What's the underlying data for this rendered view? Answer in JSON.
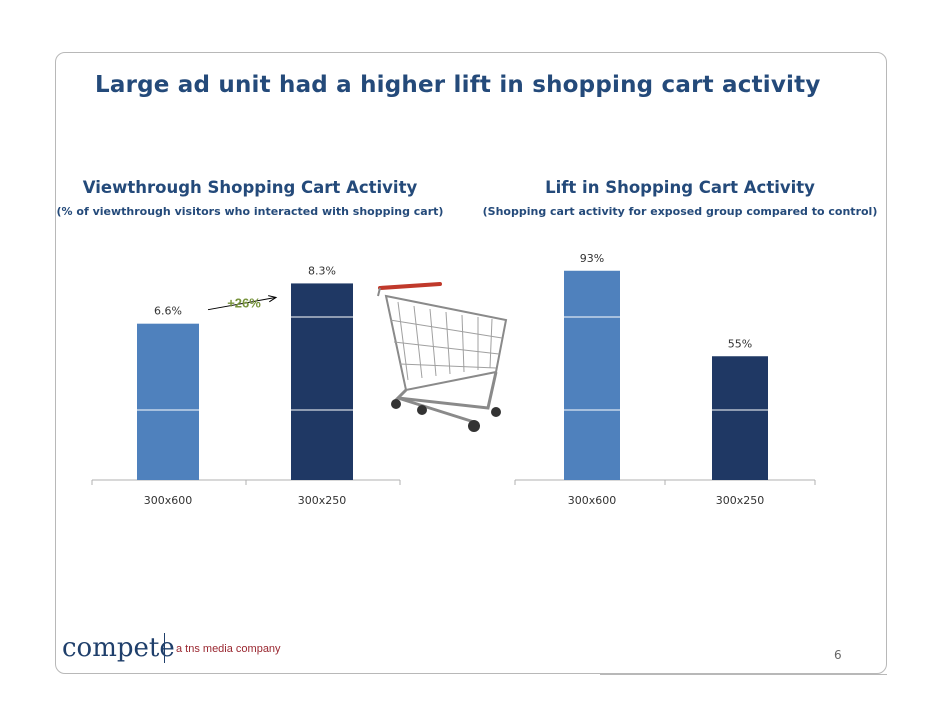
{
  "slide": {
    "title": "Large ad unit had a higher lift in shopping cart activity",
    "page_number": "6"
  },
  "footer": {
    "brand": "compete",
    "tagline": "a tns media company"
  },
  "chart_data": [
    {
      "type": "bar",
      "title": "Viewthrough Shopping Cart Activity",
      "subtitle": "(% of viewthrough visitors who interacted with shopping cart)",
      "categories": [
        "300x600",
        "300x250"
      ],
      "values": [
        6.6,
        8.3
      ],
      "data_labels": [
        "6.6%",
        "8.3%"
      ],
      "colors": [
        "#4f81bd",
        "#1f3864"
      ],
      "ylim": [
        0,
        9.5
      ],
      "annotation": "+26%",
      "annotation_color": "#77933c",
      "grid": true
    },
    {
      "type": "bar",
      "title": "Lift in Shopping Cart Activity",
      "subtitle": "(Shopping cart activity for exposed group compared to control)",
      "categories": [
        "300x600",
        "300x250"
      ],
      "values": [
        93,
        55
      ],
      "data_labels": [
        "93%",
        "55%"
      ],
      "colors": [
        "#4f81bd",
        "#1f3864"
      ],
      "ylim": [
        0,
        100
      ],
      "grid": true
    }
  ],
  "image": {
    "icon": "shopping-cart-icon"
  }
}
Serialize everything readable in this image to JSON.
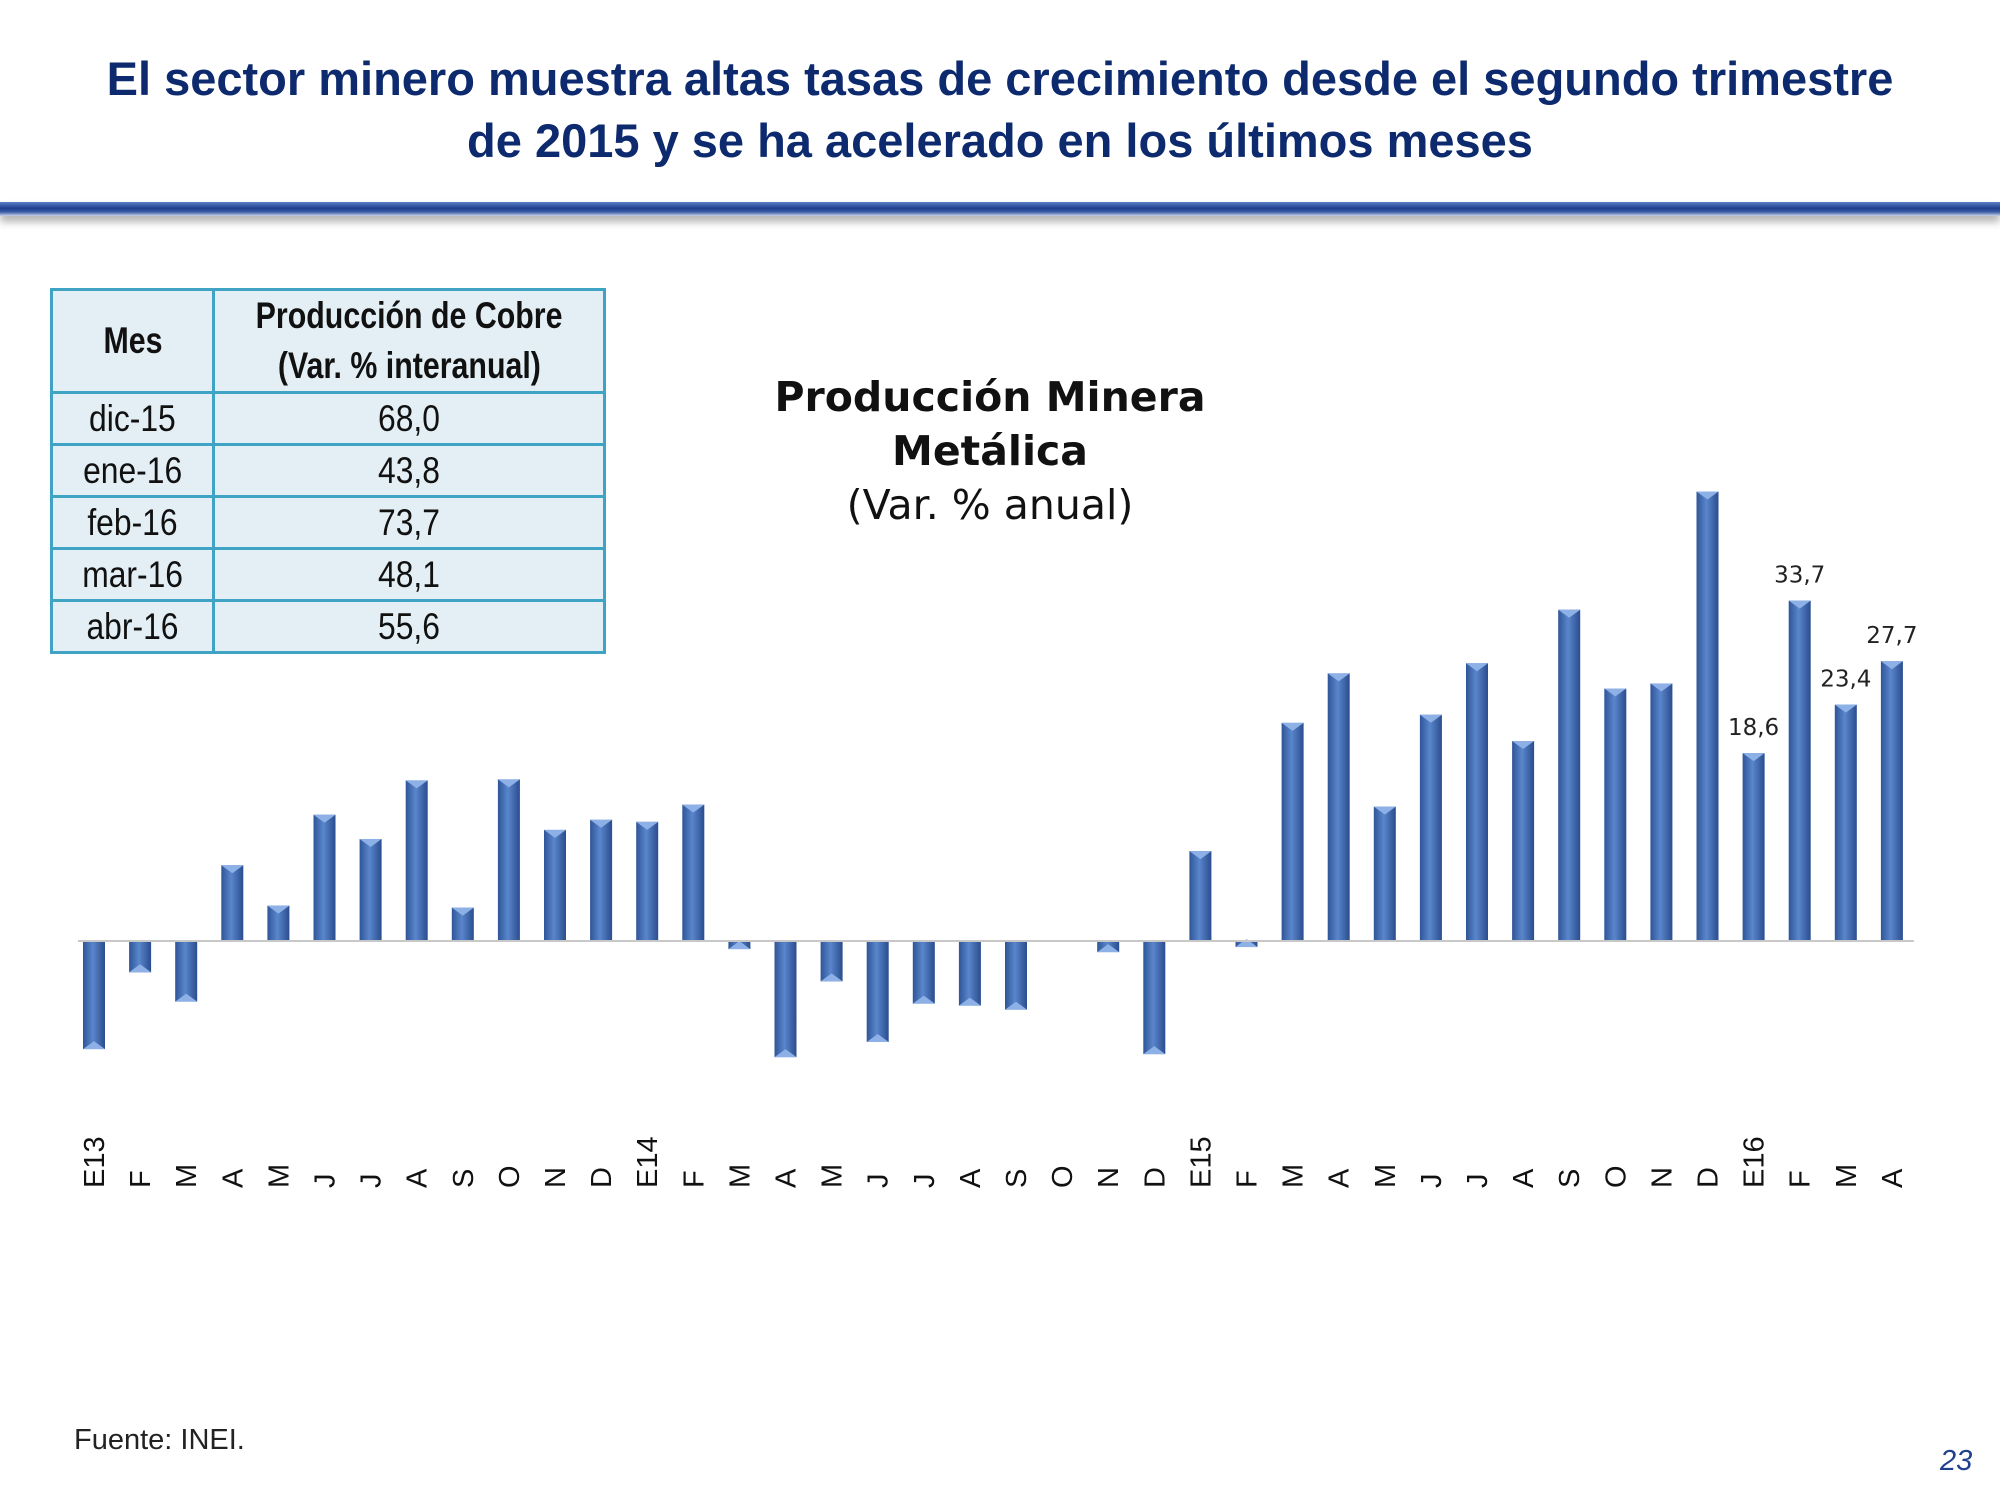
{
  "slide": {
    "title_line1": "El sector minero muestra altas tasas de crecimiento desde el segundo trimestre",
    "title_line2": "de 2015 y se ha acelerado en los últimos meses",
    "source": "Fuente: INEI.",
    "page_number": "23"
  },
  "table": {
    "header_month": "Mes",
    "header_value_line1": "Producción de Cobre",
    "header_value_line2": "(Var. % interanual)",
    "rows": [
      {
        "month": "dic-15",
        "value": "68,0"
      },
      {
        "month": "ene-16",
        "value": "43,8"
      },
      {
        "month": "feb-16",
        "value": "73,7"
      },
      {
        "month": "mar-16",
        "value": "48,1"
      },
      {
        "month": "abr-16",
        "value": "55,6"
      }
    ]
  },
  "chart_data": {
    "type": "bar",
    "title": "Producción Minera Metálica",
    "subtitle": "(Var. % anual)",
    "bar_color": "#4f7cc2",
    "categories": [
      "E13",
      "F",
      "M",
      "A",
      "M",
      "J",
      "J",
      "A",
      "S",
      "O",
      "N",
      "D",
      "E14",
      "F",
      "M",
      "A",
      "M",
      "J",
      "J",
      "A",
      "S",
      "O",
      "N",
      "D",
      "E15",
      "F",
      "M",
      "A",
      "M",
      "J",
      "J",
      "A",
      "S",
      "O",
      "N",
      "D",
      "E16",
      "F",
      "M",
      "A"
    ],
    "values": [
      -10.7,
      -3.1,
      -6.0,
      7.5,
      3.5,
      12.5,
      10.1,
      15.9,
      3.3,
      16.0,
      11.0,
      12.0,
      11.8,
      13.5,
      -0.8,
      -11.5,
      -4.0,
      -10.0,
      -6.2,
      -6.4,
      -6.8,
      0.0,
      -1.1,
      -11.2,
      8.9,
      -0.6,
      21.6,
      26.5,
      13.3,
      22.4,
      27.5,
      19.8,
      32.8,
      25.0,
      25.5,
      44.5,
      18.6,
      33.7,
      23.4,
      27.7
    ],
    "data_labels": [
      {
        "index": 36,
        "text": "18,6"
      },
      {
        "index": 37,
        "text": "33,7"
      },
      {
        "index": 38,
        "text": "23,4"
      },
      {
        "index": 39,
        "text": "27,7"
      }
    ],
    "grid": false,
    "legend": "none"
  }
}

◆ **Description of the task**: Could you reproduce every record above exactly, leaving out the pictures?

◆ **Complete output**:
What's the underlying data for this rendered view? Answer in JSON.
{
  "slide": {
    "title": "Large ad unit had a higher lift in shopping cart activity",
    "page_number": "6"
  },
  "footer": {
    "brand": "compete",
    "tagline": "a tns media company"
  },
  "chart_data": [
    {
      "type": "bar",
      "title": "Viewthrough Shopping Cart Activity",
      "subtitle": "(% of viewthrough visitors who interacted with shopping cart)",
      "categories": [
        "300x600",
        "300x250"
      ],
      "values": [
        6.6,
        8.3
      ],
      "data_labels": [
        "6.6%",
        "8.3%"
      ],
      "colors": [
        "#4f81bd",
        "#1f3864"
      ],
      "ylim": [
        0,
        9.5
      ],
      "annotation": "+26%",
      "annotation_color": "#77933c",
      "grid": true
    },
    {
      "type": "bar",
      "title": "Lift in Shopping Cart Activity",
      "subtitle": "(Shopping cart activity for exposed group compared to control)",
      "categories": [
        "300x600",
        "300x250"
      ],
      "values": [
        93,
        55
      ],
      "data_labels": [
        "93%",
        "55%"
      ],
      "colors": [
        "#4f81bd",
        "#1f3864"
      ],
      "ylim": [
        0,
        100
      ],
      "grid": true
    }
  ],
  "image": {
    "icon": "shopping-cart-icon"
  }
}
Serialize everything readable in this image to JSON.
{
  "slide": {
    "title_line1": "El sector minero muestra altas tasas de crecimiento desde el segundo trimestre",
    "title_line2": "de 2015 y se ha acelerado en los últimos meses",
    "source": "Fuente: INEI.",
    "page_number": "23"
  },
  "table": {
    "header_month": "Mes",
    "header_value_line1": "Producción de Cobre",
    "header_value_line2": "(Var. % interanual)",
    "rows": [
      {
        "month": "dic-15",
        "value": "68,0"
      },
      {
        "month": "ene-16",
        "value": "43,8"
      },
      {
        "month": "feb-16",
        "value": "73,7"
      },
      {
        "month": "mar-16",
        "value": "48,1"
      },
      {
        "month": "abr-16",
        "value": "55,6"
      }
    ]
  },
  "chart_data": {
    "type": "bar",
    "title": "Producción Minera Metálica",
    "subtitle": "(Var. % anual)",
    "bar_color": "#4f7cc2",
    "categories": [
      "E13",
      "F",
      "M",
      "A",
      "M",
      "J",
      "J",
      "A",
      "S",
      "O",
      "N",
      "D",
      "E14",
      "F",
      "M",
      "A",
      "M",
      "J",
      "J",
      "A",
      "S",
      "O",
      "N",
      "D",
      "E15",
      "F",
      "M",
      "A",
      "M",
      "J",
      "J",
      "A",
      "S",
      "O",
      "N",
      "D",
      "E16",
      "F",
      "M",
      "A"
    ],
    "values": [
      -10.7,
      -3.1,
      -6.0,
      7.5,
      3.5,
      12.5,
      10.1,
      15.9,
      3.3,
      16.0,
      11.0,
      12.0,
      11.8,
      13.5,
      -0.8,
      -11.5,
      -4.0,
      -10.0,
      -6.2,
      -6.4,
      -6.8,
      0.0,
      -1.1,
      -11.2,
      8.9,
      -0.6,
      21.6,
      26.5,
      13.3,
      22.4,
      27.5,
      19.8,
      32.8,
      25.0,
      25.5,
      44.5,
      18.6,
      33.7,
      23.4,
      27.7
    ],
    "data_labels": [
      {
        "index": 36,
        "text": "18,6"
      },
      {
        "index": 37,
        "text": "33,7"
      },
      {
        "index": 38,
        "text": "23,4"
      },
      {
        "index": 39,
        "text": "27,7"
      }
    ],
    "grid": false,
    "legend": "none"
  }
}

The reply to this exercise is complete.